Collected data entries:

------------------------------------------------------------------------

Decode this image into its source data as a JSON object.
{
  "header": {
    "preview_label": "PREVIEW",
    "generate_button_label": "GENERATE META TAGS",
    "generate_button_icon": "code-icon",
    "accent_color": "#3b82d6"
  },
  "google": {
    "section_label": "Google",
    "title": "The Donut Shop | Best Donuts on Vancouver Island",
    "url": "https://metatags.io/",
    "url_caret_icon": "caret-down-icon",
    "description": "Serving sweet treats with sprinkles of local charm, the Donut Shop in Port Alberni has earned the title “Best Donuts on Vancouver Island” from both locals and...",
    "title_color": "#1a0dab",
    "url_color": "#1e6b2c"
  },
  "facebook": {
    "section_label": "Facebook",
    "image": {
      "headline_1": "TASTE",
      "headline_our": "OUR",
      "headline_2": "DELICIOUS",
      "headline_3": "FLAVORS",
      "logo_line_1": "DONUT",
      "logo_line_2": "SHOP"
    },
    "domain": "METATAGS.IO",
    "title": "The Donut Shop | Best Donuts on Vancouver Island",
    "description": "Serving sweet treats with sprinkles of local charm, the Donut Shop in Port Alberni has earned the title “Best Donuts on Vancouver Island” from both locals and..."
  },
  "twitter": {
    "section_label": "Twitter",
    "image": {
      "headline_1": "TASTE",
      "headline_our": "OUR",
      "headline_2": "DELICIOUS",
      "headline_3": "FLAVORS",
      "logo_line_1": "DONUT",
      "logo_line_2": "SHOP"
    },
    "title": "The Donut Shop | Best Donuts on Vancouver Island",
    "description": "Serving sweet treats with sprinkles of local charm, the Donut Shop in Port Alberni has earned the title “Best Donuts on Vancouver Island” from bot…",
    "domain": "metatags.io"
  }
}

------------------------------------------------------------------------

**Exercise:** Copy every line of the records word for word.

**Result of this exercise:**
Decode this image into its source data as a JSON object.
{
  "header": {
    "preview_label": "PREVIEW",
    "generate_button_label": "GENERATE META TAGS",
    "generate_button_icon": "code-icon",
    "accent_color": "#3b82d6"
  },
  "google": {
    "section_label": "Google",
    "title": "The Donut Shop | Best Donuts on Vancouver Island",
    "url": "https://metatags.io/",
    "url_caret_icon": "caret-down-icon",
    "description": "Serving sweet treats with sprinkles of local charm, the Donut Shop in Port Alberni has earned the title “Best Donuts on Vancouver Island” from both locals and...",
    "title_color": "#1a0dab",
    "url_color": "#1e6b2c"
  },
  "facebook": {
    "section_label": "Facebook",
    "image": {
      "headline_1": "TASTE",
      "headline_our": "OUR",
      "headline_2": "DELICIOUS",
      "headline_3": "FLAVORS",
      "logo_line_1": "DONUT",
      "logo_line_2": "SHOP"
    },
    "domain": "METATAGS.IO",
    "title": "The Donut Shop | Best Donuts on Vancouver Island",
    "description": "Serving sweet treats with sprinkles of local charm, the Donut Shop in Port Alberni has earned the title “Best Donuts on Vancouver Island” from both locals and..."
  },
  "twitter": {
    "section_label": "Twitter",
    "image": {
      "headline_1": "TASTE",
      "headline_our": "OUR",
      "headline_2": "DELICIOUS",
      "headline_3": "FLAVORS",
      "logo_line_1": "DONUT",
      "logo_line_2": "SHOP"
    },
    "title": "The Donut Shop | Best Donuts on Vancouver Island",
    "description": "Serving sweet treats with sprinkles of local charm, the Donut Shop in Port Alberni has earned the title “Best Donuts on Vancouver Island” from bot…",
    "domain": "metatags.io"
  }
}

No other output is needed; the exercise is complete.